# [TASK OBJECTIVE]
Which lines hold the word "title"? Show each of them.

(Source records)

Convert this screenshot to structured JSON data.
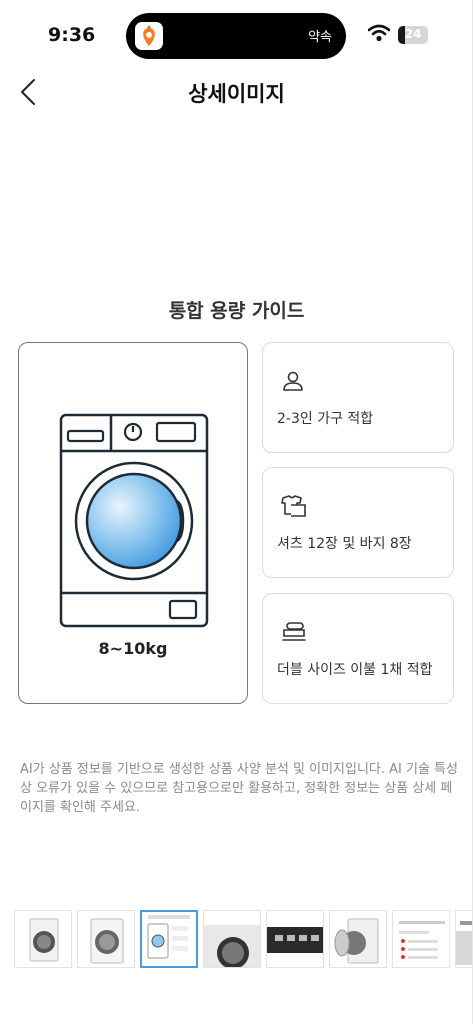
{
  "status_bar": {
    "time": "9:36",
    "live_activity_text": "약속",
    "battery_level": "24",
    "battery_fraction": 0.24
  },
  "header": {
    "title": "상세이미지"
  },
  "guide": {
    "title": "통합 용량 가이드",
    "capacity": "8~10kg",
    "cards": [
      {
        "icon": "person-icon",
        "label": "2-3인 가구 적합"
      },
      {
        "icon": "shirt-icon",
        "label": "셔츠 12장 및 바지 8장"
      },
      {
        "icon": "bedding-icon",
        "label": "더블 사이즈 이불 1채 적합"
      }
    ]
  },
  "disclaimer": "AI가 상품 정보를 기반으로 생성한 상품 사양 분석 및 이미지입니다. AI 기술 특성상 오류가 있을 수 있으므로 참고용으로만 활용하고, 정확한 정보는 상품 상세 페이지를 확인해 주세요.",
  "thumbnails": {
    "active_index": 2,
    "count": 8
  },
  "colors": {
    "accent_blue": "#4a9bd8",
    "drum_blue": "#5aaee8",
    "outline": "#1e2a36"
  }
}
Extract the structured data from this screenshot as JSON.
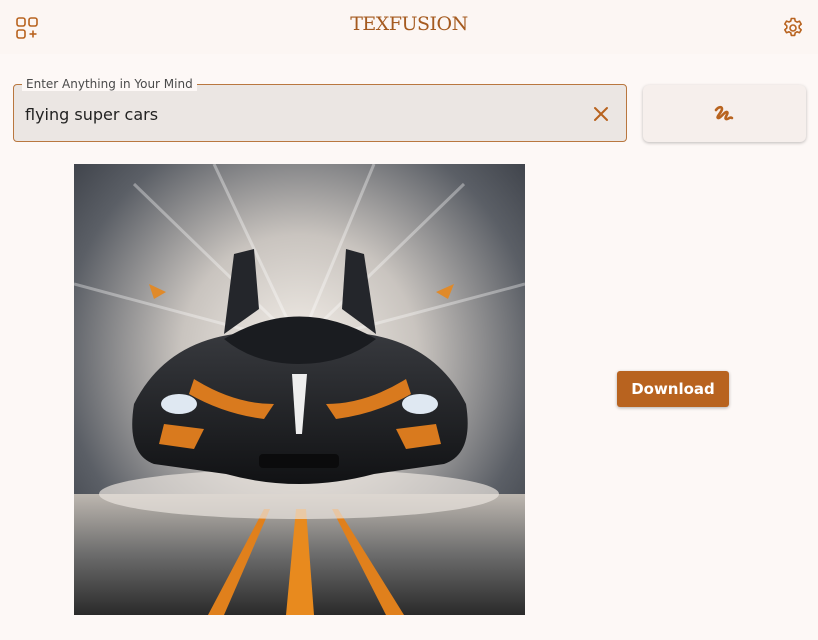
{
  "app": {
    "title": "TEXFUSION"
  },
  "header": {
    "left_icon": "apps-add-icon",
    "right_icon": "gear-icon"
  },
  "prompt": {
    "label": "Enter Anything in Your Mind",
    "value": "flying super cars",
    "clear_icon": "close-icon"
  },
  "generate_button": {
    "icon": "generate-squiggle-icon"
  },
  "result": {
    "image_subject": "black and orange supercar with open wing doors on a motion-blurred road"
  },
  "download_button": {
    "label": "Download"
  },
  "colors": {
    "accent": "#b8631f",
    "brand_text": "#a55a1f",
    "background": "#fdf8f6",
    "field_fill": "#ebe6e3"
  }
}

# [ANSWER FOR THIS EXERCISE]
    "title": "상세이미지"
    "title": "통합 용량 가이드",
    "title": "TEXFUSION"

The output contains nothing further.